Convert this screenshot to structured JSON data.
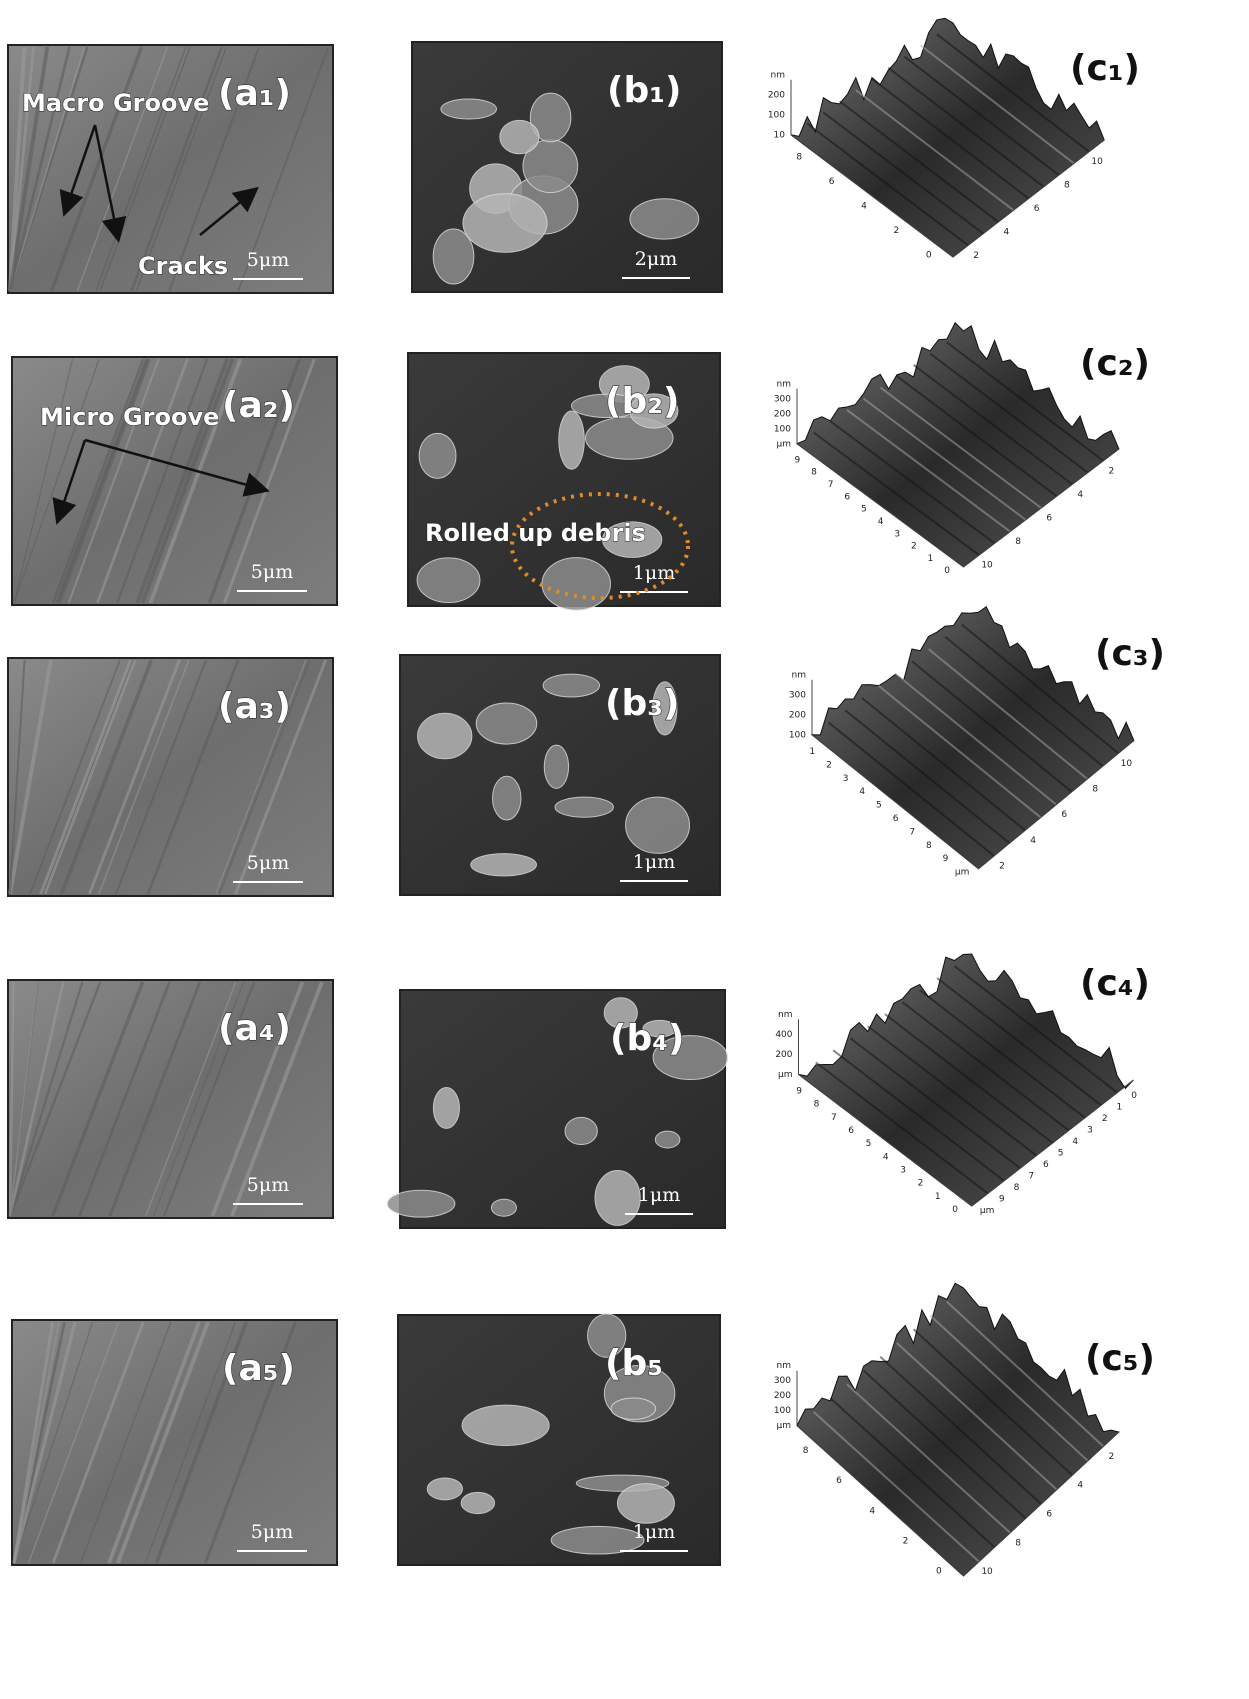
{
  "annotations": {
    "macro_groove": "Macro Groove",
    "cracks": "Cracks",
    "micro_groove": "Micro Groove",
    "rolled_up_debris": "Rolled up debris"
  },
  "rows": [
    {
      "a": {
        "label": "(a₁)",
        "scale": "5μm"
      },
      "b": {
        "label": "(b₁)",
        "scale": "2μm"
      },
      "c": {
        "label": "(c₁)",
        "z_ticks": [
          "nm",
          "200",
          "100",
          "10"
        ],
        "x_ticks": [
          "8",
          "6",
          "4",
          "2",
          "0"
        ],
        "y_ticks": [
          "2",
          "4",
          "6",
          "8",
          "10"
        ]
      }
    },
    {
      "a": {
        "label": "(a₂)",
        "scale": "5μm"
      },
      "b": {
        "label": "(b₂)",
        "scale": "1μm"
      },
      "c": {
        "label": "(c₂)",
        "z_ticks": [
          "nm",
          "300",
          "200",
          "100",
          "μm"
        ],
        "x_ticks": [
          "9",
          "8",
          "7",
          "6",
          "5",
          "4",
          "3",
          "2",
          "1",
          "0"
        ],
        "y_ticks": [
          "10",
          "8",
          "6",
          "4",
          "2"
        ]
      }
    },
    {
      "a": {
        "label": "(a₃)",
        "scale": "5μm"
      },
      "b": {
        "label": "(b₃)",
        "scale": "1μm"
      },
      "c": {
        "label": "(c₃)",
        "z_ticks": [
          "nm",
          "300",
          "200",
          "100"
        ],
        "x_ticks": [
          "1",
          "2",
          "3",
          "4",
          "5",
          "6",
          "7",
          "8",
          "9",
          "μm"
        ],
        "y_ticks": [
          "2",
          "4",
          "6",
          "8",
          "10"
        ]
      }
    },
    {
      "a": {
        "label": "(a₄)",
        "scale": "5μm"
      },
      "b": {
        "label": "(b₄)",
        "scale": "1μm"
      },
      "c": {
        "label": "(c₄)",
        "z_ticks": [
          "nm",
          "400",
          "200",
          "μm"
        ],
        "x_ticks": [
          "9",
          "8",
          "7",
          "6",
          "5",
          "4",
          "3",
          "2",
          "1",
          "0"
        ],
        "y_ticks": [
          "μm",
          "9",
          "8",
          "7",
          "6",
          "5",
          "4",
          "3",
          "2",
          "1",
          "0"
        ]
      }
    },
    {
      "a": {
        "label": "(a₅)",
        "scale": "5μm"
      },
      "b": {
        "label": "(b₅",
        "scale": "1μm"
      },
      "c": {
        "label": "(c₅)",
        "z_ticks": [
          "nm",
          "300",
          "200",
          "100",
          "μm"
        ],
        "x_ticks": [
          "8",
          "6",
          "4",
          "2",
          "0"
        ],
        "y_ticks": [
          "10",
          "8",
          "6",
          "4",
          "2"
        ]
      }
    }
  ]
}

## Exercise brief
Transcribe the complete set of entries verbatim. No pictures belong in the copy.

## Written response
Convert this screenshot to structured JSON data.
{
  "annotations": {
    "macro_groove": "Macro Groove",
    "cracks": "Cracks",
    "micro_groove": "Micro Groove",
    "rolled_up_debris": "Rolled up debris"
  },
  "rows": [
    {
      "a": {
        "label": "(a₁)",
        "scale": "5μm"
      },
      "b": {
        "label": "(b₁)",
        "scale": "2μm"
      },
      "c": {
        "label": "(c₁)",
        "z_ticks": [
          "nm",
          "200",
          "100",
          "10"
        ],
        "x_ticks": [
          "8",
          "6",
          "4",
          "2",
          "0"
        ],
        "y_ticks": [
          "2",
          "4",
          "6",
          "8",
          "10"
        ]
      }
    },
    {
      "a": {
        "label": "(a₂)",
        "scale": "5μm"
      },
      "b": {
        "label": "(b₂)",
        "scale": "1μm"
      },
      "c": {
        "label": "(c₂)",
        "z_ticks": [
          "nm",
          "300",
          "200",
          "100",
          "μm"
        ],
        "x_ticks": [
          "9",
          "8",
          "7",
          "6",
          "5",
          "4",
          "3",
          "2",
          "1",
          "0"
        ],
        "y_ticks": [
          "10",
          "8",
          "6",
          "4",
          "2"
        ]
      }
    },
    {
      "a": {
        "label": "(a₃)",
        "scale": "5μm"
      },
      "b": {
        "label": "(b₃)",
        "scale": "1μm"
      },
      "c": {
        "label": "(c₃)",
        "z_ticks": [
          "nm",
          "300",
          "200",
          "100"
        ],
        "x_ticks": [
          "1",
          "2",
          "3",
          "4",
          "5",
          "6",
          "7",
          "8",
          "9",
          "μm"
        ],
        "y_ticks": [
          "2",
          "4",
          "6",
          "8",
          "10"
        ]
      }
    },
    {
      "a": {
        "label": "(a₄)",
        "scale": "5μm"
      },
      "b": {
        "label": "(b₄)",
        "scale": "1μm"
      },
      "c": {
        "label": "(c₄)",
        "z_ticks": [
          "nm",
          "400",
          "200",
          "μm"
        ],
        "x_ticks": [
          "9",
          "8",
          "7",
          "6",
          "5",
          "4",
          "3",
          "2",
          "1",
          "0"
        ],
        "y_ticks": [
          "μm",
          "9",
          "8",
          "7",
          "6",
          "5",
          "4",
          "3",
          "2",
          "1",
          "0"
        ]
      }
    },
    {
      "a": {
        "label": "(a₅)",
        "scale": "5μm"
      },
      "b": {
        "label": "(b₅",
        "scale": "1μm"
      },
      "c": {
        "label": "(c₅)",
        "z_ticks": [
          "nm",
          "300",
          "200",
          "100",
          "μm"
        ],
        "x_ticks": [
          "8",
          "6",
          "4",
          "2",
          "0"
        ],
        "y_ticks": [
          "10",
          "8",
          "6",
          "4",
          "2"
        ]
      }
    }
  ]
}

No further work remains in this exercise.